# DETALLES DEL PROBLEMA
Modifique todo el material reemplazando "Обновить" por "Перезагрузить" y reprodúzcalo con todo lo demás sin cambios.

------------------------------------

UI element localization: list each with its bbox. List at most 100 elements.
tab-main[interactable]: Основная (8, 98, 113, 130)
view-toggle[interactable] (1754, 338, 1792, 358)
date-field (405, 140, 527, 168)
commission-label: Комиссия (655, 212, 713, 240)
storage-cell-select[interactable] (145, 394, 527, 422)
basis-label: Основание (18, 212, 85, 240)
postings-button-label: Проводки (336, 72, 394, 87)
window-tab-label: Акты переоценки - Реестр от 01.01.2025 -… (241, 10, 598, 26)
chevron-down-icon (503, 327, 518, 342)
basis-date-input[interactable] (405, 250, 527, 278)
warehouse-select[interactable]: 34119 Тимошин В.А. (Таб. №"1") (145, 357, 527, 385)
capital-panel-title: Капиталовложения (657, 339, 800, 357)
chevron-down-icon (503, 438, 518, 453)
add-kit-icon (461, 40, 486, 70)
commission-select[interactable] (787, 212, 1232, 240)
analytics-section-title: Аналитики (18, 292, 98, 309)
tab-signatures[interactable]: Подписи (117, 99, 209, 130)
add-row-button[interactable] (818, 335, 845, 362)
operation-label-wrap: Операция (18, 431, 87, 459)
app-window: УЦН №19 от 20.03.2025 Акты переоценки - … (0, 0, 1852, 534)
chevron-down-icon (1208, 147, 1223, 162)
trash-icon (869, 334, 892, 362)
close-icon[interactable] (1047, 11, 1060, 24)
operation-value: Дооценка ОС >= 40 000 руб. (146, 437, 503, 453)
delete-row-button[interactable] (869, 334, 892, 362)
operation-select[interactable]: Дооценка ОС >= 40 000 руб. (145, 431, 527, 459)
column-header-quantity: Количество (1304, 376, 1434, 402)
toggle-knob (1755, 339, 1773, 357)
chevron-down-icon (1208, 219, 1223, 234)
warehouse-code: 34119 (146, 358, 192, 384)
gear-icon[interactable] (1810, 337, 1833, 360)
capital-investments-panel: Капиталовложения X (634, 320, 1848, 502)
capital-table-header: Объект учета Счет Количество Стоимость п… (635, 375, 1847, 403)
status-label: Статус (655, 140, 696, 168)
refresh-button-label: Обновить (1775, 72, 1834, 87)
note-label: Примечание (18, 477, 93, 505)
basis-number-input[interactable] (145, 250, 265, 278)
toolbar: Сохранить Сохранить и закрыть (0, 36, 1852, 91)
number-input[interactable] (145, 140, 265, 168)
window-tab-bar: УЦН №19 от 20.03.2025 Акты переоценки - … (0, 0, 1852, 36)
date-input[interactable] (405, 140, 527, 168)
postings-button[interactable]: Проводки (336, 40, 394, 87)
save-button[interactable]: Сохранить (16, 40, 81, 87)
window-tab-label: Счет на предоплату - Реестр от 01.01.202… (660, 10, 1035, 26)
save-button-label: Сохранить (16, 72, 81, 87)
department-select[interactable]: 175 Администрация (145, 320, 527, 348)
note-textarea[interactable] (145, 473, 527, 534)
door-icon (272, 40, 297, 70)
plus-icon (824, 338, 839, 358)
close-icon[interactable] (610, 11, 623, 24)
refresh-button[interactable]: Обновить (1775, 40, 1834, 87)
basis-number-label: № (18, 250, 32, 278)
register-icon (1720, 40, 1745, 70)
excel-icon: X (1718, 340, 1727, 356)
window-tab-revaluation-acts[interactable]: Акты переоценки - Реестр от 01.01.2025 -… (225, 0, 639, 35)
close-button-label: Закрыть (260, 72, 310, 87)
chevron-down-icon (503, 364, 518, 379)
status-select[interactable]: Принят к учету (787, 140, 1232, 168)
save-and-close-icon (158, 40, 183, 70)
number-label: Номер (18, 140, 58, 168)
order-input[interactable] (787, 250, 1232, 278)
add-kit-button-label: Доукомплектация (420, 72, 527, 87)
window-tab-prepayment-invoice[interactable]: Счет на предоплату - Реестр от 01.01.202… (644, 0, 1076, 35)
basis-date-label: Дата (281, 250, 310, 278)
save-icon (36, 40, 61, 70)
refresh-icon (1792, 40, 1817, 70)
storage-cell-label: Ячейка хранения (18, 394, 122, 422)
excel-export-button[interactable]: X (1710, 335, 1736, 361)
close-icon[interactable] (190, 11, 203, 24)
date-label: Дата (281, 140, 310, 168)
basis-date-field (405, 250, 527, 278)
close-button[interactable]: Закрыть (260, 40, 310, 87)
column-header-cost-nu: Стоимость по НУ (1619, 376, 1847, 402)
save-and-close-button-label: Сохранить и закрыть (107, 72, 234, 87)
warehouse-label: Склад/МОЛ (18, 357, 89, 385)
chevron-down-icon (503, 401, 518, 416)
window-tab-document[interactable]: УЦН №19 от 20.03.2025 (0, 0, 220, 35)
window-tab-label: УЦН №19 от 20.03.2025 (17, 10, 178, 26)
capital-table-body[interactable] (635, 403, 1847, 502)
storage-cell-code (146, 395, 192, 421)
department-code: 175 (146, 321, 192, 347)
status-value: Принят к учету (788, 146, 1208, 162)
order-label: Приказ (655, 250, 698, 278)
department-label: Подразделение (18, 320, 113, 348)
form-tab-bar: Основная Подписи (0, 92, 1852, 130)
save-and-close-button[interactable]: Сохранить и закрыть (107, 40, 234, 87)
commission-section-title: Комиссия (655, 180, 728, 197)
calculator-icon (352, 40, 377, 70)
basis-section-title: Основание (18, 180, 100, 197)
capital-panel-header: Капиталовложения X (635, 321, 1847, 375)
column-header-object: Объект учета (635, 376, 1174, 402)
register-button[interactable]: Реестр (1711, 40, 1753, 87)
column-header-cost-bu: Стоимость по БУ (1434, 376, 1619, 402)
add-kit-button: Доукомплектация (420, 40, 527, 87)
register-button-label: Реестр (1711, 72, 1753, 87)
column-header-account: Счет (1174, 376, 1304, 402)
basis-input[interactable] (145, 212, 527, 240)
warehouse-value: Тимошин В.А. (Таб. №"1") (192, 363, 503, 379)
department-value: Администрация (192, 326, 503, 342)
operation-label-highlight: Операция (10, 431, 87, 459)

------------------------------------

# SOLUCIÓN REDACTADA
UI element localization: list each with its bbox. List at most 100 elements.
tab-main[interactable]: Основная (8, 98, 113, 130)
view-toggle[interactable] (1754, 338, 1792, 358)
date-field (405, 140, 527, 168)
commission-label: Комиссия (655, 212, 713, 240)
storage-cell-select[interactable] (145, 394, 527, 422)
basis-label: Основание (18, 212, 85, 240)
postings-button-label: Проводки (336, 72, 394, 87)
window-tab-label: Акты переоценки - Реестр от 01.01.2025 -… (241, 10, 598, 26)
chevron-down-icon (503, 327, 518, 342)
basis-date-input[interactable] (405, 250, 527, 278)
warehouse-select[interactable]: 34119 Тимошин В.А. (Таб. №"1") (145, 357, 527, 385)
capital-panel-title: Капиталовложения (657, 339, 800, 357)
chevron-down-icon (503, 438, 518, 453)
add-kit-icon (461, 40, 486, 70)
commission-select[interactable] (787, 212, 1232, 240)
analytics-section-title: Аналитики (18, 292, 98, 309)
tab-signatures[interactable]: Подписи (117, 99, 209, 130)
add-row-button[interactable] (818, 335, 845, 362)
operation-label-wrap: Операция (18, 431, 87, 459)
app-window: УЦН №19 от 20.03.2025 Акты переоценки - … (0, 0, 1852, 534)
chevron-down-icon (1208, 147, 1223, 162)
trash-icon (869, 334, 892, 362)
close-icon[interactable] (1047, 11, 1060, 24)
operation-value: Дооценка ОС >= 40 000 руб. (146, 437, 503, 453)
delete-row-button[interactable] (869, 334, 892, 362)
operation-select[interactable]: Дооценка ОС >= 40 000 руб. (145, 431, 527, 459)
column-header-quantity: Количество (1304, 376, 1434, 402)
toggle-knob (1755, 339, 1773, 357)
chevron-down-icon (1208, 219, 1223, 234)
warehouse-code: 34119 (146, 358, 192, 384)
gear-icon[interactable] (1810, 337, 1833, 360)
capital-investments-panel: Капиталовложения X (634, 320, 1848, 502)
capital-table-header: Объект учета Счет Количество Стоимость п… (635, 375, 1847, 403)
status-label: Статус (655, 140, 696, 168)
refresh-button-label: Перезагрузить (1775, 72, 1834, 87)
note-label: Примечание (18, 477, 93, 505)
basis-number-input[interactable] (145, 250, 265, 278)
toolbar: Сохранить Сохранить и закрыть (0, 36, 1852, 91)
number-input[interactable] (145, 140, 265, 168)
window-tab-bar: УЦН №19 от 20.03.2025 Акты переоценки - … (0, 0, 1852, 36)
date-input[interactable] (405, 140, 527, 168)
postings-button[interactable]: Проводки (336, 40, 394, 87)
save-button[interactable]: Сохранить (16, 40, 81, 87)
window-tab-label: Счет на предоплату - Реестр от 01.01.202… (660, 10, 1035, 26)
save-button-label: Сохранить (16, 72, 81, 87)
department-select[interactable]: 175 Администрация (145, 320, 527, 348)
note-textarea[interactable] (145, 473, 527, 534)
door-icon (272, 40, 297, 70)
plus-icon (824, 338, 839, 358)
close-icon[interactable] (610, 11, 623, 24)
refresh-button[interactable]: Перезагрузить (1775, 40, 1834, 87)
basis-number-label: № (18, 250, 32, 278)
register-icon (1720, 40, 1745, 70)
excel-icon: X (1718, 340, 1727, 356)
window-tab-revaluation-acts[interactable]: Акты переоценки - Реестр от 01.01.2025 -… (225, 0, 639, 35)
close-button-label: Закрыть (260, 72, 310, 87)
chevron-down-icon (503, 364, 518, 379)
status-select[interactable]: Принят к учету (787, 140, 1232, 168)
save-and-close-icon (158, 40, 183, 70)
number-label: Номер (18, 140, 58, 168)
order-input[interactable] (787, 250, 1232, 278)
add-kit-button-label: Доукомплектация (420, 72, 527, 87)
window-tab-prepayment-invoice[interactable]: Счет на предоплату - Реестр от 01.01.202… (644, 0, 1076, 35)
basis-date-label: Дата (281, 250, 310, 278)
save-icon (36, 40, 61, 70)
refresh-icon (1792, 40, 1817, 70)
storage-cell-label: Ячейка хранения (18, 394, 122, 422)
excel-export-button[interactable]: X (1710, 335, 1736, 361)
close-icon[interactable] (190, 11, 203, 24)
date-label: Дата (281, 140, 310, 168)
basis-date-field (405, 250, 527, 278)
close-button[interactable]: Закрыть (260, 40, 310, 87)
column-header-cost-nu: Стоимость по НУ (1619, 376, 1847, 402)
save-and-close-button-label: Сохранить и закрыть (107, 72, 234, 87)
warehouse-label: Склад/МОЛ (18, 357, 89, 385)
chevron-down-icon (503, 401, 518, 416)
window-tab-document[interactable]: УЦН №19 от 20.03.2025 (0, 0, 220, 35)
window-tab-label: УЦН №19 от 20.03.2025 (17, 10, 178, 26)
capital-table-body[interactable] (635, 403, 1847, 502)
storage-cell-code (146, 395, 192, 421)
department-code: 175 (146, 321, 192, 347)
status-value: Принят к учету (788, 146, 1208, 162)
order-label: Приказ (655, 250, 698, 278)
department-label: Подразделение (18, 320, 113, 348)
form-tab-bar: Основная Подписи (0, 92, 1852, 130)
save-and-close-button[interactable]: Сохранить и закрыть (107, 40, 234, 87)
commission-section-title: Комиссия (655, 180, 728, 197)
calculator-icon (352, 40, 377, 70)
basis-section-title: Основание (18, 180, 100, 197)
capital-panel-header: Капиталовложения X (635, 321, 1847, 375)
column-header-object: Объект учета (635, 376, 1174, 402)
register-button[interactable]: Реестр (1711, 40, 1753, 87)
column-header-cost-bu: Стоимость по БУ (1434, 376, 1619, 402)
add-kit-button: Доукомплектация (420, 40, 527, 87)
register-button-label: Реестр (1711, 72, 1753, 87)
column-header-account: Счет (1174, 376, 1304, 402)
basis-input[interactable] (145, 212, 527, 240)
warehouse-value: Тимошин В.А. (Таб. №"1") (192, 363, 503, 379)
department-value: Администрация (192, 326, 503, 342)
operation-label-highlight: Операция (10, 431, 87, 459)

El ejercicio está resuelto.